AIM OF THE TASK — Look through the data below. Collect every line where the word "условия" occurs.

DATA FOR PROCESSING —
____________
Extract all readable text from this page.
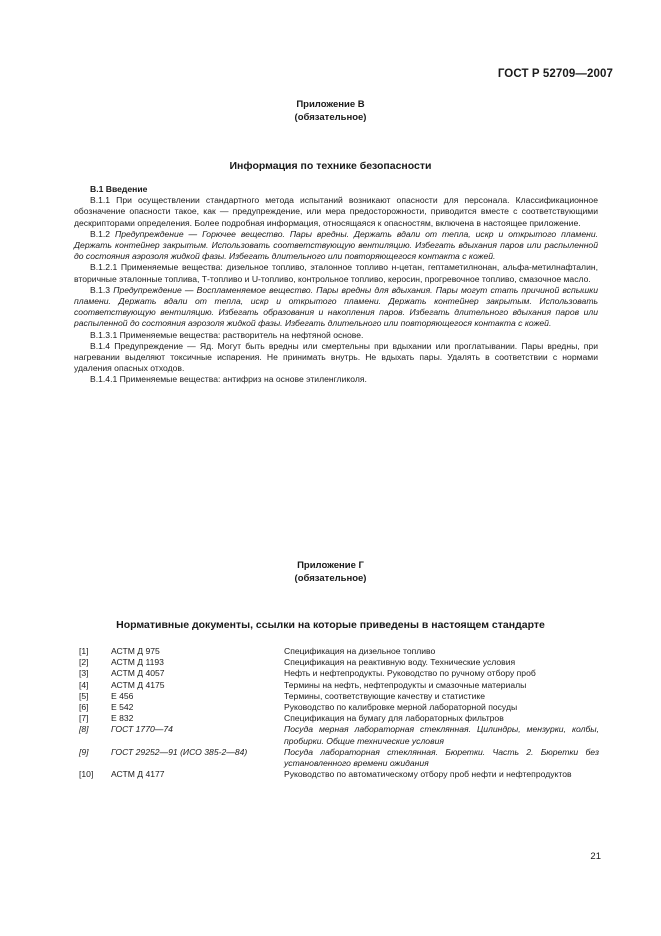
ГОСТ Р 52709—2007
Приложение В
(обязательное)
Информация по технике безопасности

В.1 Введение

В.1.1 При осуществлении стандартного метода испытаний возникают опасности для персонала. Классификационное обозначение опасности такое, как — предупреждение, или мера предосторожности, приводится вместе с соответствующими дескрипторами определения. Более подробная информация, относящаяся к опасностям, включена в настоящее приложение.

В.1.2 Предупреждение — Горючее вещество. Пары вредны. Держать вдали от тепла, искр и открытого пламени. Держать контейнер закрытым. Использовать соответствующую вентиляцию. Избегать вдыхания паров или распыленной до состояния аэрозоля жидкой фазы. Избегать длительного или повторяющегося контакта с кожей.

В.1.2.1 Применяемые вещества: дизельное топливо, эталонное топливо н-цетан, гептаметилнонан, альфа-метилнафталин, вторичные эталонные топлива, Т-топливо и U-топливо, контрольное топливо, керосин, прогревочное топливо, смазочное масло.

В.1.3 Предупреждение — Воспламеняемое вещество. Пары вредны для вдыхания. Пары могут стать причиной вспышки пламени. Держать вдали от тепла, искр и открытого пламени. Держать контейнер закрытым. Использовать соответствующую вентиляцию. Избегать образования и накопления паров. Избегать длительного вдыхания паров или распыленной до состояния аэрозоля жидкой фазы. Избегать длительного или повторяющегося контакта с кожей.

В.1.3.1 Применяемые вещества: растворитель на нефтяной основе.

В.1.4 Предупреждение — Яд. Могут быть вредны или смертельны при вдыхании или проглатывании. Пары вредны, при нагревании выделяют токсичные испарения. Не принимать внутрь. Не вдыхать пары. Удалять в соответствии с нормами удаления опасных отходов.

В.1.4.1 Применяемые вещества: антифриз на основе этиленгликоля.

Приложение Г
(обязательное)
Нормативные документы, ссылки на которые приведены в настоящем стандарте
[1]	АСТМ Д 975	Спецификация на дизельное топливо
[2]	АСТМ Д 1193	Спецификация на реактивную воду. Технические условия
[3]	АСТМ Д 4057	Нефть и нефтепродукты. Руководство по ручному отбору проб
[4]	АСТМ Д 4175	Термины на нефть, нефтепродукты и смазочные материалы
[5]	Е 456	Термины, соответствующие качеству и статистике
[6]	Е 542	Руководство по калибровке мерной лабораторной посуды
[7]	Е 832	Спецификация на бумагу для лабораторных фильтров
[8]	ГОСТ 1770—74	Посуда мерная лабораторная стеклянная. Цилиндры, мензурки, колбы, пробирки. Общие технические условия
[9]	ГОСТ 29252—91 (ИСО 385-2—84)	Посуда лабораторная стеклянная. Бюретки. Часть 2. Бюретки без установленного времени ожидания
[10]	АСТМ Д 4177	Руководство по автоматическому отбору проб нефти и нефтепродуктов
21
____________
ANSWER IN FULL —
[2]	АСТМ Д 1193	Спецификация на реактивную воду. Технические условия
[8]	ГОСТ 1770—74	Посуда мерная лабораторная стеклянная. Цилиндры, мензурки, колбы, пробирки. Общие технические условия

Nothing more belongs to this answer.